━━━ DATASET RECORDS ━━━

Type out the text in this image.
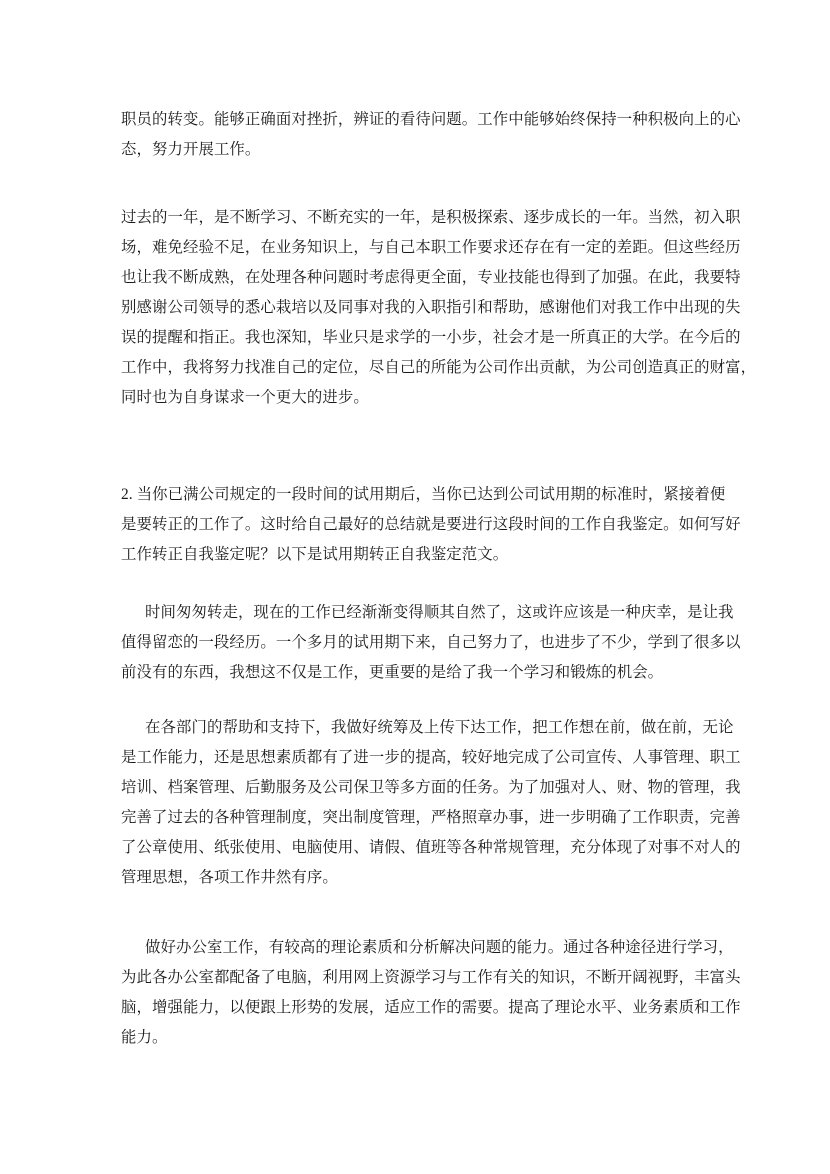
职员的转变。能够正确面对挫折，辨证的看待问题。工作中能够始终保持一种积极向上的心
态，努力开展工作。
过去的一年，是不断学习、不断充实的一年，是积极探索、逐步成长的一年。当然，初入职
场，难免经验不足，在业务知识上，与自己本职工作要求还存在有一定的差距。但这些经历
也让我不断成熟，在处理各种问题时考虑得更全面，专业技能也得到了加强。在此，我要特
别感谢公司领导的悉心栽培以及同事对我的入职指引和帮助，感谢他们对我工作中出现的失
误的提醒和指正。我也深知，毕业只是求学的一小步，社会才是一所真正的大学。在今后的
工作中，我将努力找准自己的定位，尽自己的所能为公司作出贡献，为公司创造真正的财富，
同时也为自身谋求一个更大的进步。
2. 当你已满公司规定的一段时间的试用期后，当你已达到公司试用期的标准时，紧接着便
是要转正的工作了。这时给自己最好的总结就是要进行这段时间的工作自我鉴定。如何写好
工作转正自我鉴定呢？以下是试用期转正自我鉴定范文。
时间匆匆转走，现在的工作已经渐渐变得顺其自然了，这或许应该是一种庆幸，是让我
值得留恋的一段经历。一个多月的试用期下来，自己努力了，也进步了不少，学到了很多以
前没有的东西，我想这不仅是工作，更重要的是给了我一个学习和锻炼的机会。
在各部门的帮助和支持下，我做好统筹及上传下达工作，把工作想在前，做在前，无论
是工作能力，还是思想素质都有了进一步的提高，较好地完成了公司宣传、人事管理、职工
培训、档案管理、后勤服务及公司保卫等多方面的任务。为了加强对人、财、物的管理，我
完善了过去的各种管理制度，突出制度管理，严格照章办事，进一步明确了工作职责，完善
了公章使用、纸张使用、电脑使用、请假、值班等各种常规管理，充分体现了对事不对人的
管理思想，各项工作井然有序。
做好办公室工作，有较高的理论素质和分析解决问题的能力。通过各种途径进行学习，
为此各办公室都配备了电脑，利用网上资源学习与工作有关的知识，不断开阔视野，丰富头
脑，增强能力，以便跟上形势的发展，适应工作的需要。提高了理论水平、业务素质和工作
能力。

━━━
━━━ DATASET RECORDS ━━━

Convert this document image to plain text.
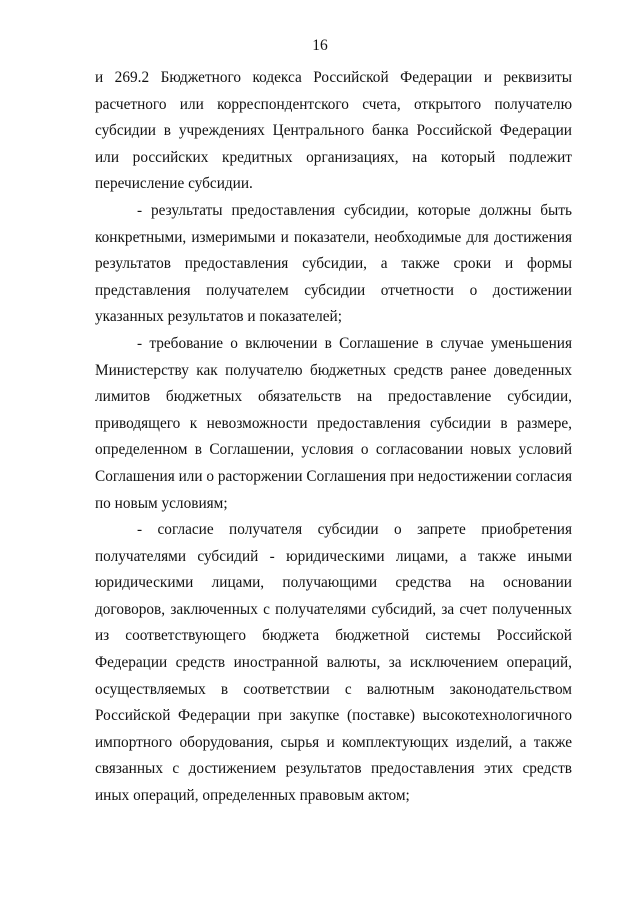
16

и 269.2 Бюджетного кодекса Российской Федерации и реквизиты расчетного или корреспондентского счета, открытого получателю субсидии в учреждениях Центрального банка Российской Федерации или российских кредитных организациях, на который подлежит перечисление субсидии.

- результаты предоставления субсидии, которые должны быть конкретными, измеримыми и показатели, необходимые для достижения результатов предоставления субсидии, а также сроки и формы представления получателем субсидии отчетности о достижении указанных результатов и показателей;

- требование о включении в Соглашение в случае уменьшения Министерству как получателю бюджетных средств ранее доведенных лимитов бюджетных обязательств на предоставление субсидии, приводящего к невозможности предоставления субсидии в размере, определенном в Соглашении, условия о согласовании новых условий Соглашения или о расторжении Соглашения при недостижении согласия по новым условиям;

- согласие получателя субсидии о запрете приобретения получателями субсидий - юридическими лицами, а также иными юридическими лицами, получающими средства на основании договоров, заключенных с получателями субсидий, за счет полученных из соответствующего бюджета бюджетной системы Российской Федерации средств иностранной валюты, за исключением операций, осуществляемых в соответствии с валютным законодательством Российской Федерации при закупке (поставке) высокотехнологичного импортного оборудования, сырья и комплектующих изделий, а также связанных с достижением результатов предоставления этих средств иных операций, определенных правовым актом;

━━━
━━━ DATASET RECORDS ━━━

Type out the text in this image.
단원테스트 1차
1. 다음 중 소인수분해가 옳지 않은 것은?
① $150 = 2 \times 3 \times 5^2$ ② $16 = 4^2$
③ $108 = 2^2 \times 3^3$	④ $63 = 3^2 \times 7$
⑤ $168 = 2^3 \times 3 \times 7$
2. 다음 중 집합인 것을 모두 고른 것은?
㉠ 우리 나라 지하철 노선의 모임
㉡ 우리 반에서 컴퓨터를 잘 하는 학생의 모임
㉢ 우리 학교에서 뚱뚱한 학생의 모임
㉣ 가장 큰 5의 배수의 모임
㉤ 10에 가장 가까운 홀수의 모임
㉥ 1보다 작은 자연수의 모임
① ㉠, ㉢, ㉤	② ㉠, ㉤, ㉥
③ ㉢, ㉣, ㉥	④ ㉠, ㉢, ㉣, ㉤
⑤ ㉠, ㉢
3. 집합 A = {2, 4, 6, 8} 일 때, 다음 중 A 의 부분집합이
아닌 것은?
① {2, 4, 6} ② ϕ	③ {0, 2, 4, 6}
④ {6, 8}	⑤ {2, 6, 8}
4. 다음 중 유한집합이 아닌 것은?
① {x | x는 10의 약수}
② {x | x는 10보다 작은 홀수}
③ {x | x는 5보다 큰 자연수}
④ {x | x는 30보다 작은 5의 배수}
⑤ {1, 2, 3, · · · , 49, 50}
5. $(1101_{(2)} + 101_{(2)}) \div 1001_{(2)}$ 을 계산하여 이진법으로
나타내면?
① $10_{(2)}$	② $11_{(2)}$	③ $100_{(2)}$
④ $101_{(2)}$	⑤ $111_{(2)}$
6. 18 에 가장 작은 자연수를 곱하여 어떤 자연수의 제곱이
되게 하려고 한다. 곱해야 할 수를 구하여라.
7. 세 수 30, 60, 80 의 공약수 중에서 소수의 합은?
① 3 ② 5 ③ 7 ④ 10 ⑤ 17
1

━━━

_STATED PROBLEM:_ Give the count of lines in the records that contain "результатов", and no other text.

_SOLVED PROBLEM:_ 2